Problem description:
Take the entries below and print all of them exactly, please.

Stored records:
━━━━━━━━━━━━━━━━━━━━

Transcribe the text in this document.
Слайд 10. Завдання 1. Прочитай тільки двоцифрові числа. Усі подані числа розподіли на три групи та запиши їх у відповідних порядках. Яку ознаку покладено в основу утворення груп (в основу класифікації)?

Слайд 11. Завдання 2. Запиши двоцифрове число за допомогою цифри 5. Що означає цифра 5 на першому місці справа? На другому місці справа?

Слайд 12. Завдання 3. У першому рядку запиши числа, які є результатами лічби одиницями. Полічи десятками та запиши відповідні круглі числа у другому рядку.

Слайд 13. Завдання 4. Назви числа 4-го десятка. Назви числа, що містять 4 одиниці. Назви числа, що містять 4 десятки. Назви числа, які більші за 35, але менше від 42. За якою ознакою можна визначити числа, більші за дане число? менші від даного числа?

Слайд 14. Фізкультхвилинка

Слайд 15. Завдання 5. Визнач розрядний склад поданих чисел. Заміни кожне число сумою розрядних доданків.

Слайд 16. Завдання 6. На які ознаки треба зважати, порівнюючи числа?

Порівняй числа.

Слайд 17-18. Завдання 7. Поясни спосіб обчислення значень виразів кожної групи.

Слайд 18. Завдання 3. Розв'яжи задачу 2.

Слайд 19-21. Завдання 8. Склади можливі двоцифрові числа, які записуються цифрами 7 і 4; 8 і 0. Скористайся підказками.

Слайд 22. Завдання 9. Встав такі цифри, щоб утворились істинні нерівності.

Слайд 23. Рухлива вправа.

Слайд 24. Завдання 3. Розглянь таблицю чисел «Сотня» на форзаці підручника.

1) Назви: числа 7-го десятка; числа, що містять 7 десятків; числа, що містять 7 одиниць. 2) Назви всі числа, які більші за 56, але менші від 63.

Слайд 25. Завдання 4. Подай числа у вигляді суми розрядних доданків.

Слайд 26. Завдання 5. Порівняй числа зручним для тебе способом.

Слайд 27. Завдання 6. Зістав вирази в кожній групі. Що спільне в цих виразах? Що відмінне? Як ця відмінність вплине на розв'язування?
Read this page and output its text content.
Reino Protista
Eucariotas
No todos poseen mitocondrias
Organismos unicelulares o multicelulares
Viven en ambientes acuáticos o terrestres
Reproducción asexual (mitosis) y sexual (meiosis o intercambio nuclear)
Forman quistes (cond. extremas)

━━━━━━━━━━━━━━━━━━━━

Right answer:
Transcribe the text in this document.
Слайд 10. Завдання 1. Прочитай тільки двоцифрові числа. Усі подані числа розподіли на три групи та запиши їх у відповідних порядках. Яку ознаку покладено в основу утворення груп (в основу класифікації)?

Слайд 11. Завдання 2. Запиши двоцифрове число за допомогою цифри 5. Що означає цифра 5 на першому місці справа? На другому місці справа?

Слайд 12. Завдання 3. У першому рядку запиши числа, які є результатами лічби одиницями. Полічи десятками та запиши відповідні круглі числа у другому рядку.

Слайд 13. Завдання 4. Назви числа 4-го десятка. Назви числа, що містять 4 одиниці. Назви числа, що містять 4 десятки. Назви числа, які більші за 35, але менше від 42. За якою ознакою можна визначити числа, більші за дане число? менші від даного числа?

Слайд 14. Фізкультхвилинка

Слайд 15. Завдання 5. Визнач розрядний склад поданих чисел. Заміни кожне число сумою розрядних доданків.

Слайд 16. Завдання 6. На які ознаки треба зважати, порівнюючи числа?

Порівняй числа.

Слайд 17-18. Завдання 7. Поясни спосіб обчислення значень виразів кожної групи.

Слайд 18. Завдання 3. Розв'яжи задачу 2.

Слайд 19-21. Завдання 8. Склади можливі двоцифрові числа, які записуються цифрами 7 і 4; 8 і 0. Скористайся підказками.

Слайд 22. Завдання 9. Встав такі цифри, щоб утворились істинні нерівності.

Слайд 23. Рухлива вправа.

Слайд 24. Завдання 3. Розглянь таблицю чисел «Сотня» на форзаці підручника.

1) Назви: числа 7-го десятка; числа, що містять 7 десятків; числа, що містять 7 одиниць. 2) Назви всі числа, які більші за 56, але менші від 63.

Слайд 25. Завдання 4. Подай числа у вигляді суми розрядних доданків.

Слайд 26. Завдання 5. Порівняй числа зручним для тебе способом.

Слайд 27. Завдання 6. Зістав вирази в кожній групі. Що спільне в цих виразах? Що відмінне? Як ця відмінність вплине на розв'язування?
Read this page and output its text content.
Reino Protista
Eucariotas
No todos poseen mitocondrias
Organismos unicelulares o multicelulares
Viven en ambientes acuáticos o terrestres
Reproducción asexual (mitosis) y sexual (meiosis o intercambio nuclear)
Forman quistes (cond. extremas)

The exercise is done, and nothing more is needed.